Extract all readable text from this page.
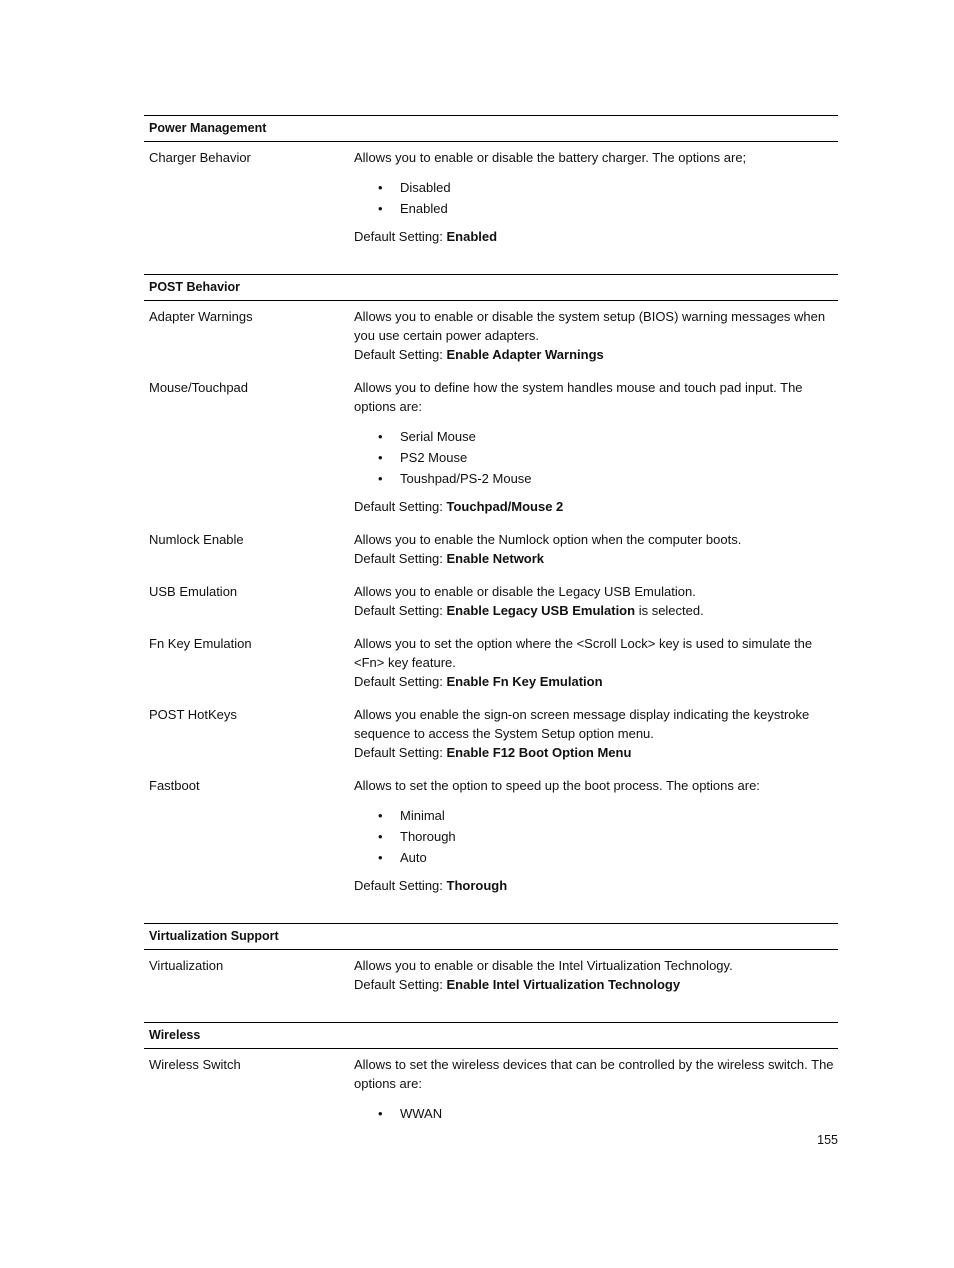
Power Management
Charger Behavior	Allows you to enable or disable the battery charger. The options are;

• Disabled
• Enabled

Default Setting: Enabled

POST Behavior
Adapter Warnings	Allows you to enable or disable the system setup (BIOS) warning messages when you use certain power adapters.

Default Setting: Enable Adapter Warnings

Mouse/Touchpad	Allows you to define how the system handles mouse and touch pad input. The options are:

• Serial Mouse
• PS2 Mouse
• Toushpad/PS-2 Mouse

Default Setting: Touchpad/Mouse 2

Numlock Enable	Allows you to enable the Numlock option when the computer boots.

Default Setting: Enable Network

USB Emulation	Allows you to enable or disable the Legacy USB Emulation.

Default Setting: Enable Legacy USB Emulation is selected.

Fn Key Emulation	Allows you to set the option where the <Scroll Lock> key is used to simulate the <Fn> key feature.

Default Setting: Enable Fn Key Emulation

POST HotKeys	Allows you enable the sign-on screen message display indicating the keystroke sequence to access the System Setup option menu.

Default Setting: Enable F12 Boot Option Menu

Fastboot	Allows to set the option to speed up the boot process. The options are:

• Minimal
• Thorough
• Auto

Default Setting: Thorough

Virtualization Support
Virtualization	Allows you to enable or disable the Intel Virtualization Technology.

Default Setting: Enable Intel Virtualization Technology

Wireless
Wireless Switch	Allows to set the wireless devices that can be controlled by the wireless switch. The options are:

• WWAN
155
──────
▸ What you will do:
Output the full set of records above without changing a word, and drop the images.

▸ Task response:
Extract all readable text from this page.
Power Management
Charger Behavior	Allows you to enable or disable the battery charger. The options are;

• Disabled
• Enabled

Default Setting: Enabled

POST Behavior
Adapter Warnings	Allows you to enable or disable the system setup (BIOS) warning messages when you use certain power adapters.

Default Setting: Enable Adapter Warnings

Mouse/Touchpad	Allows you to define how the system handles mouse and touch pad input. The options are:

• Serial Mouse
• PS2 Mouse
• Toushpad/PS-2 Mouse

Default Setting: Touchpad/Mouse 2

Numlock Enable	Allows you to enable the Numlock option when the computer boots.

Default Setting: Enable Network

USB Emulation	Allows you to enable or disable the Legacy USB Emulation.

Default Setting: Enable Legacy USB Emulation is selected.

Fn Key Emulation	Allows you to set the option where the <Scroll Lock> key is used to simulate the <Fn> key feature.

Default Setting: Enable Fn Key Emulation

POST HotKeys	Allows you enable the sign-on screen message display indicating the keystroke sequence to access the System Setup option menu.

Default Setting: Enable F12 Boot Option Menu

Fastboot	Allows to set the option to speed up the boot process. The options are:

• Minimal
• Thorough
• Auto

Default Setting: Thorough

Virtualization Support
Virtualization	Allows you to enable or disable the Intel Virtualization Technology.

Default Setting: Enable Intel Virtualization Technology

Wireless
Wireless Switch	Allows to set the wireless devices that can be controlled by the wireless switch. The options are:

• WWAN
155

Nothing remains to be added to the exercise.